[Dataset records]

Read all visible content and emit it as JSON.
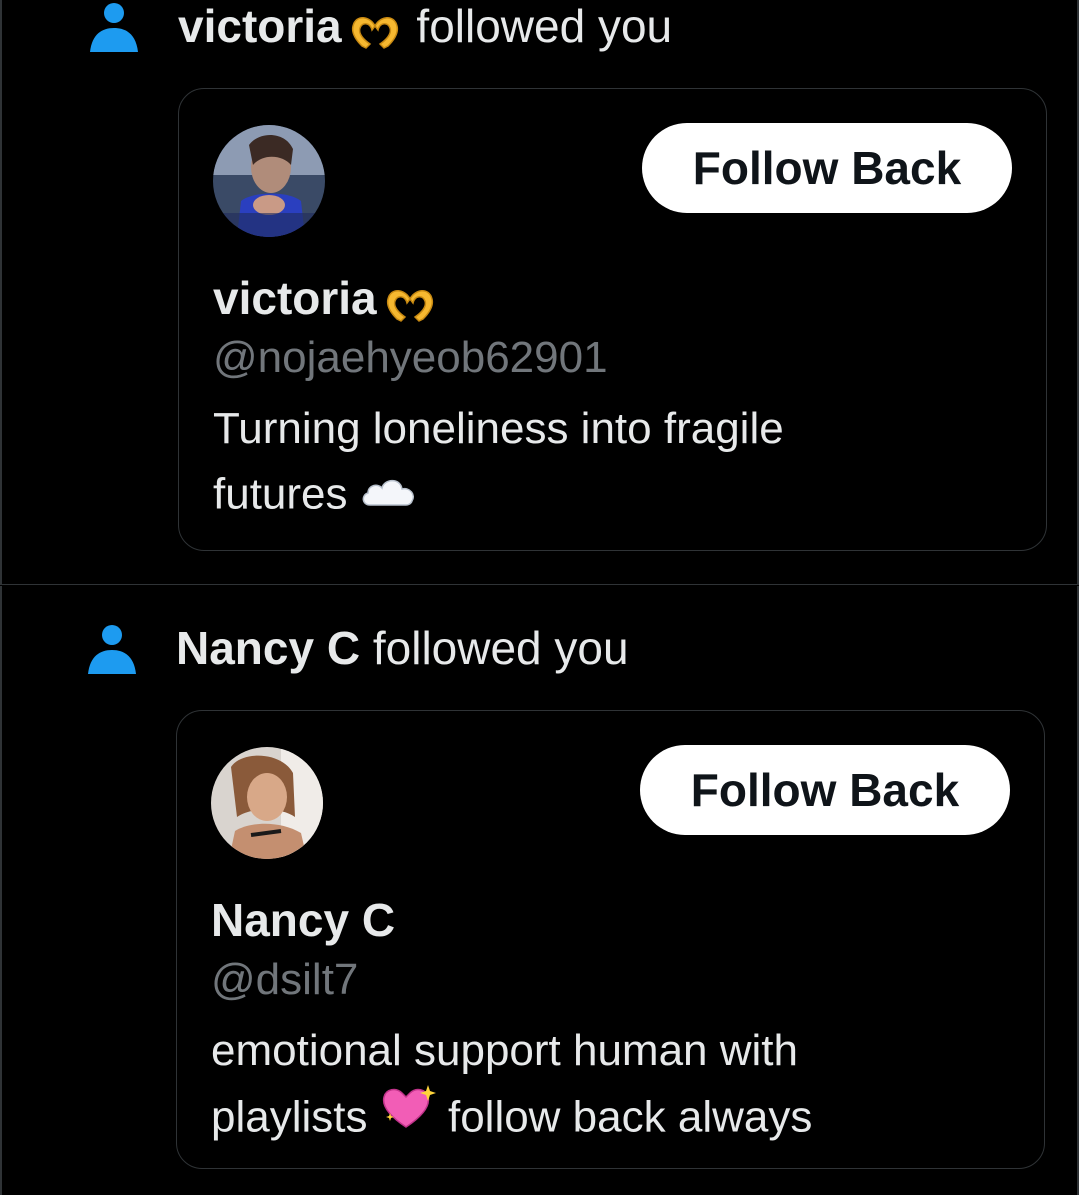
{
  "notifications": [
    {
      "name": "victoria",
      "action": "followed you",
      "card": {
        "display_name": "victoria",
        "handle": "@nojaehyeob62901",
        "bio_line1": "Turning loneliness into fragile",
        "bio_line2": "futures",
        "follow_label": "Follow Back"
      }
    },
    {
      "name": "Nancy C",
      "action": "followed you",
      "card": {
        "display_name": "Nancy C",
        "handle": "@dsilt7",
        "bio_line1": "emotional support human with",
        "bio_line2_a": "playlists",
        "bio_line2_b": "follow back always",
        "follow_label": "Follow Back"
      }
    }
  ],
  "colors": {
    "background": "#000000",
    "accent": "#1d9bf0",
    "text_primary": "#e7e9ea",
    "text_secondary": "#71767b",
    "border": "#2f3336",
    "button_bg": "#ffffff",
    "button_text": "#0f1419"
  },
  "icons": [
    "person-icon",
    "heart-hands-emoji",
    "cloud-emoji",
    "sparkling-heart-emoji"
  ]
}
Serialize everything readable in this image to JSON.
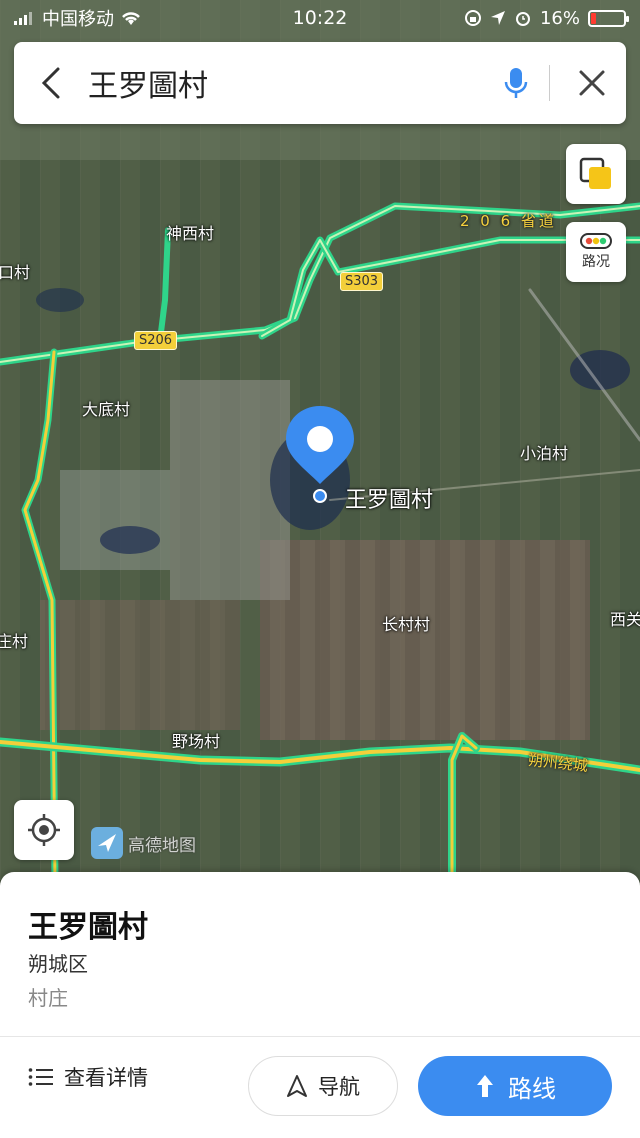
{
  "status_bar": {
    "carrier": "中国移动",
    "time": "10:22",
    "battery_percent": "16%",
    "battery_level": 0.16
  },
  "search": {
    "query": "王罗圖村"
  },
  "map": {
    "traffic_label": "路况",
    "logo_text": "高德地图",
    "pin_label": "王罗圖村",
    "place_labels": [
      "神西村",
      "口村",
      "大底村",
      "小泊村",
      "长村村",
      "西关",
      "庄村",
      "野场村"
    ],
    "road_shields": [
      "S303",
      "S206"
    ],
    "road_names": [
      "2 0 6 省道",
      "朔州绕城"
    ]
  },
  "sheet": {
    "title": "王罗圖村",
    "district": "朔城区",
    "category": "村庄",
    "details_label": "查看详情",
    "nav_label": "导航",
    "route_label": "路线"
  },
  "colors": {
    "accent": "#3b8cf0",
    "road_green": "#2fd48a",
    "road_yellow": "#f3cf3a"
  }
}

**Work to be completed:**
Every line that holds the string "emoji" should be returned.

**Answer:**
    "heart-hands-emoji",
    "cloud-emoji",
    "sparkling-heart-emoji"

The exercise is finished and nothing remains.